### PROBLEM DESCRIPTION:
Return all lines from the listing below in which the string "данных" occurs.

━━━━━━━━

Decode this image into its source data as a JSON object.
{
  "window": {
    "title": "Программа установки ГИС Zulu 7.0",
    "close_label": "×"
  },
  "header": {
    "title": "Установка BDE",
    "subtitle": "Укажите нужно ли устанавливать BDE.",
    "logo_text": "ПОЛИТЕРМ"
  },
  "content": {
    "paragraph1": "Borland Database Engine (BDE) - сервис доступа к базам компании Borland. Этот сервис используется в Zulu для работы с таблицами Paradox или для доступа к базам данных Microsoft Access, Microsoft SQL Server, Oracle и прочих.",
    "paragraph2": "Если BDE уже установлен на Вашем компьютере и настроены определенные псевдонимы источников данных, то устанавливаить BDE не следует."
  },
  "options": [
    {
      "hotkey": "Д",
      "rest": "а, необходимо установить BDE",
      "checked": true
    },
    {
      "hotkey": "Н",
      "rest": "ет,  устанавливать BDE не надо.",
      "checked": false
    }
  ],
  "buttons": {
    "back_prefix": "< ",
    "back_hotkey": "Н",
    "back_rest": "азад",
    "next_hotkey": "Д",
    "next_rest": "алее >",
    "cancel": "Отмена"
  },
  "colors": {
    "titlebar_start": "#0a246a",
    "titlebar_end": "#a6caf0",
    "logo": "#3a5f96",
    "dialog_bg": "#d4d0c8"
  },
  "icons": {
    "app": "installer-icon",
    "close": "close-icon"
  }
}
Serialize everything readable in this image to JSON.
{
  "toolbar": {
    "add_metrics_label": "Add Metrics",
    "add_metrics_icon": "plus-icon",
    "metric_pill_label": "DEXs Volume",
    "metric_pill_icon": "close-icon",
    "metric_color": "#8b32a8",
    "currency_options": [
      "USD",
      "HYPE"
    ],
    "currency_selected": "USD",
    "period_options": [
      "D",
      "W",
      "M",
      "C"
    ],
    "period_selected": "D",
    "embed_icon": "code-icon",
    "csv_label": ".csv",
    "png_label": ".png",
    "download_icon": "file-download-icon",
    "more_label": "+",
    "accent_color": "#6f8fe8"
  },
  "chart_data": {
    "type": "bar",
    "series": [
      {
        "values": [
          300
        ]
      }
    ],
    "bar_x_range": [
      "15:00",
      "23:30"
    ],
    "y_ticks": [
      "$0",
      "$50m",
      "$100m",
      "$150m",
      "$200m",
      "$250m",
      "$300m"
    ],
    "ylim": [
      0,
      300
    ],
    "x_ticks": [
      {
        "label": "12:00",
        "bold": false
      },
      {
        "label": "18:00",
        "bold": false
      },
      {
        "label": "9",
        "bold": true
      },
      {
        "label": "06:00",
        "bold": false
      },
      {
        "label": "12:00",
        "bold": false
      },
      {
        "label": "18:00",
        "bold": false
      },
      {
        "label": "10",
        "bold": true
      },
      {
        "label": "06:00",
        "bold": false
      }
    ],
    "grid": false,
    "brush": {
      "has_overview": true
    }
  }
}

━━━━━━━━

### OUTPUT BELOW:
    "paragraph1": "Borland Database Engine (BDE) - сервис доступа к базам компании Borland. Этот сервис используется в Zulu для работы с таблицами Paradox или для доступа к базам данных Microsoft Access, Microsoft SQL Server, Oracle и прочих.",
    "paragraph2": "Если BDE уже установлен на Вашем компьютере и настроены определенные псевдонимы источников данных, то устанавливаить BDE не следует."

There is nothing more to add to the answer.